▸ WRITTEN TASK
Locate the string "见缝插针" in the listing below. Copy every line where it is found.

▸ EXTRACTED RECORDS
====================

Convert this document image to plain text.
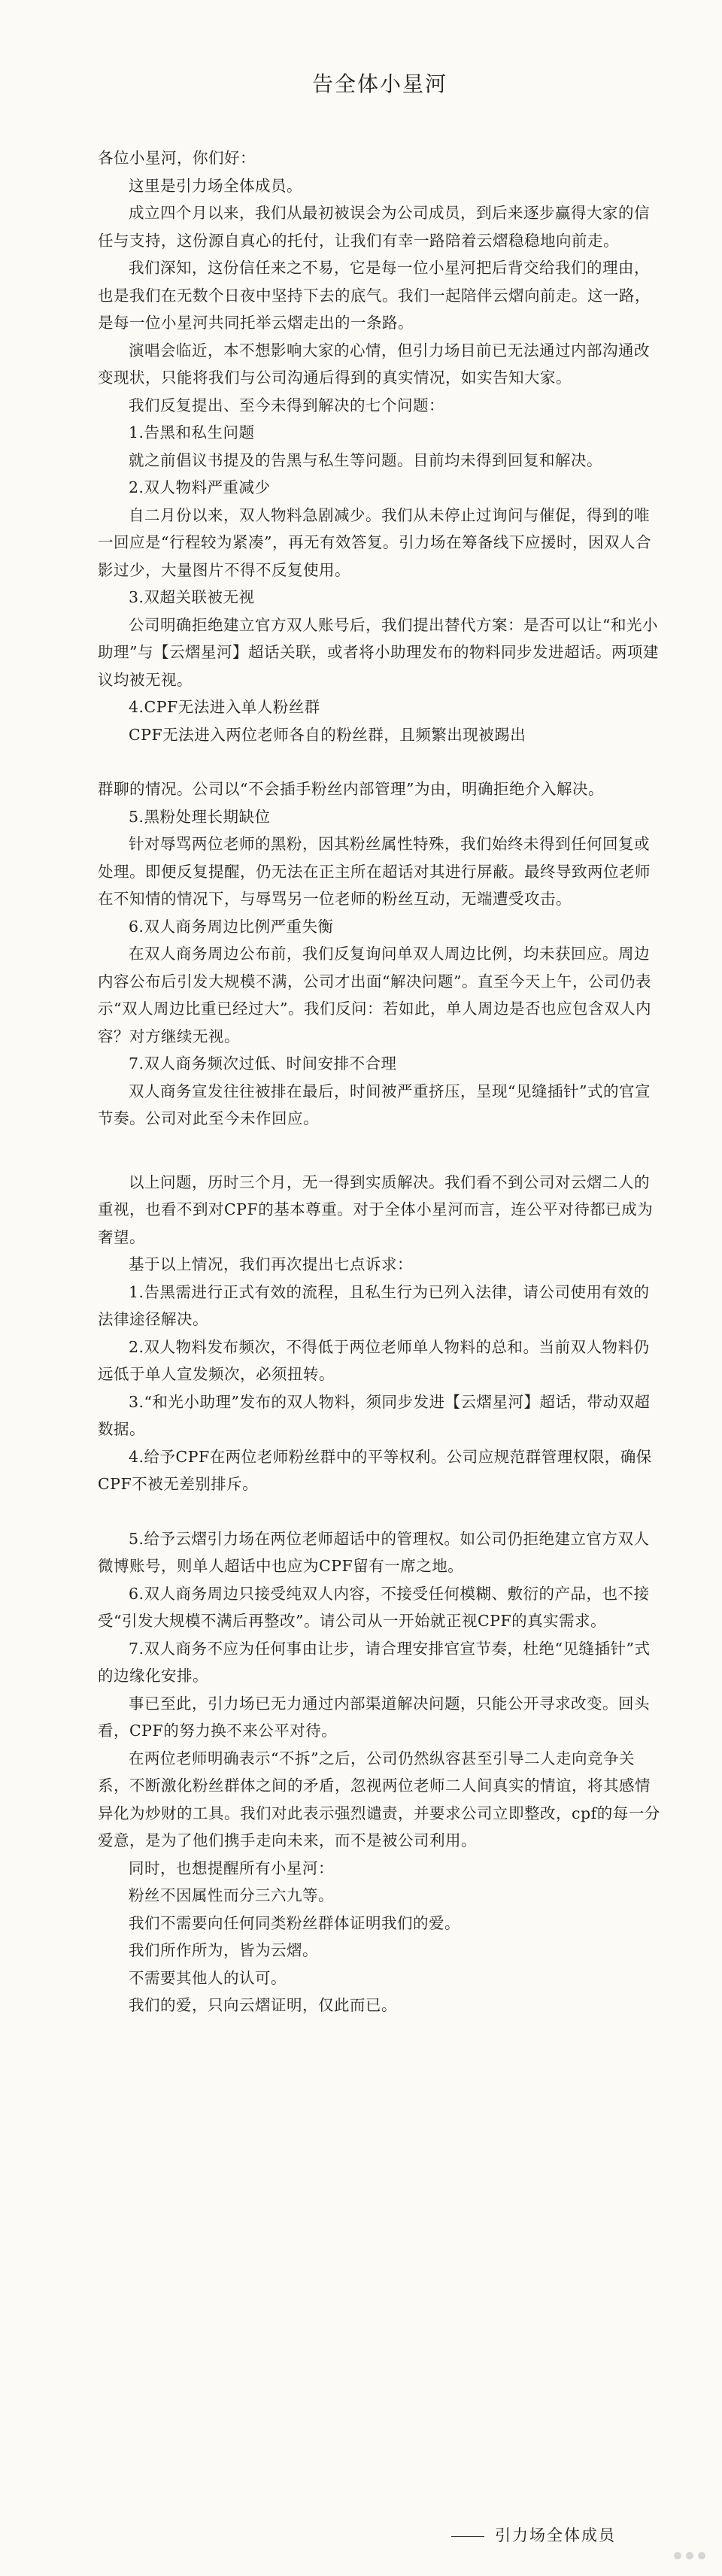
告全体小星河

各位小星河，你们好：

这里是引力场全体成员。

成立四个月以来，我们从最初被误会为公司成员，到后来逐步赢得大家的信任与支持，这份源自真心的托付，让我们有幸一路陪着云熠稳稳地向前走。

我们深知，这份信任来之不易，它是每一位小星河把后背交给我们的理由，也是我们在无数个日夜中坚持下去的底气。我们一起陪伴云熠向前走。这一路，是每一位小星河共同托举云熠走出的一条路。

演唱会临近，本不想影响大家的心情，但引力场目前已无法通过内部沟通改变现状，只能将我们与公司沟通后得到的真实情况，如实告知大家。

我们反复提出、至今未得到解决的七个问题：

1.告黑和私生问题

就之前倡议书提及的告黑与私生等问题。目前均未得到回复和解决。

2.双人物料严重减少

自二月份以来，双人物料急剧减少。我们从未停止过询问与催促，得到的唯一回应是“行程较为紧凑”，再无有效答复。引力场在筹备线下应援时，因双人合影过少，大量图片不得不反复使用。

3.双超关联被无视

公司明确拒绝建立官方双人账号后，我们提出替代方案：是否可以让“和光小助理”与【云熠星河】超话关联，或者将小助理发布的物料同步发进超话。两项建议均被无视。

4.CPF无法进入单人粉丝群

CPF无法进入两位老师各自的粉丝群，且频繁出现被踢出

群聊的情况。公司以“不会插手粉丝内部管理”为由，明确拒绝介入解决。

5.黑粉处理长期缺位

针对辱骂两位老师的黑粉，因其粉丝属性特殊，我们始终未得到任何回复或处理。即便反复提醒，仍无法在正主所在超话对其进行屏蔽。最终导致两位老师在不知情的情况下，与辱骂另一位老师的粉丝互动，无端遭受攻击。

6.双人商务周边比例严重失衡

在双人商务周边公布前，我们反复询问单双人周边比例，均未获回应。周边内容公布后引发大规模不满，公司才出面“解决问题”。直至今天上午，公司仍表示“双人周边比重已经过大”。我们反问：若如此，单人周边是否也应包含双人内容？对方继续无视。

7.双人商务频次过低、时间安排不合理

双人商务宣发往往被排在最后，时间被严重挤压，呈现“见缝插针”式的官宣节奏。公司对此至今未作回应。

以上问题，历时三个月，无一得到实质解决。我们看不到公司对云熠二人的重视，也看不到对CPF的基本尊重。对于全体小星河而言，连公平对待都已成为奢望。

基于以上情况，我们再次提出七点诉求：

1.告黑需进行正式有效的流程，且私生行为已列入法律，请公司使用有效的法律途径解决。

2.双人物料发布频次，不得低于两位老师单人物料的总和。当前双人物料仍远低于单人宣发频次，必须扭转。

3.“和光小助理”发布的双人物料，须同步发进【云熠星河】超话，带动双超数据。

4.给予CPF在两位老师粉丝群中的平等权利。公司应规范群管理权限，确保CPF不被无差别排斥。

5.给予云熠引力场在两位老师超话中的管理权。如公司仍拒绝建立官方双人微博账号，则单人超话中也应为CPF留有一席之地。

6.双人商务周边只接受纯双人内容，不接受任何模糊、敷衍的产品，也不接受“引发大规模不满后再整改”。请公司从一开始就正视CPF的真实需求。

7.双人商务不应为任何事由让步，请合理安排官宣节奏，杜绝“见缝插针”式的边缘化安排。

事已至此，引力场已无力通过内部渠道解决问题，只能公开寻求改变。回头看，CPF的努力换不来公平对待。

在两位老师明确表示“不拆”之后，公司仍然纵容甚至引导二人走向竞争关系，不断激化粉丝群体之间的矛盾，忽视两位老师二人间真实的情谊，将其感情异化为炒财的工具。我们对此表示强烈谴责，并要求公司立即整改，cpf的每一分爱意，是为了他们携手走向未来，而不是被公司利用。

同时，也想提醒所有小星河：

粉丝不因属性而分三六九等。

我们不需要向任何同类粉丝群体证明我们的爱。

我们所作所为，皆为云熠。

不需要其他人的认可。

我们的爱，只向云熠证明，仅此而已。

引力场全体成员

====================

▸ SOLUTION FOR THIS TASK
双人商务宣发往往被排在最后，时间被严重挤压，呈现“见缝插针”式的官宣节奏。公司对此至今未作回应。
7.双人商务不应为任何事由让步，请合理安排官宣节奏，杜绝“见缝插针”式的边缘化安排。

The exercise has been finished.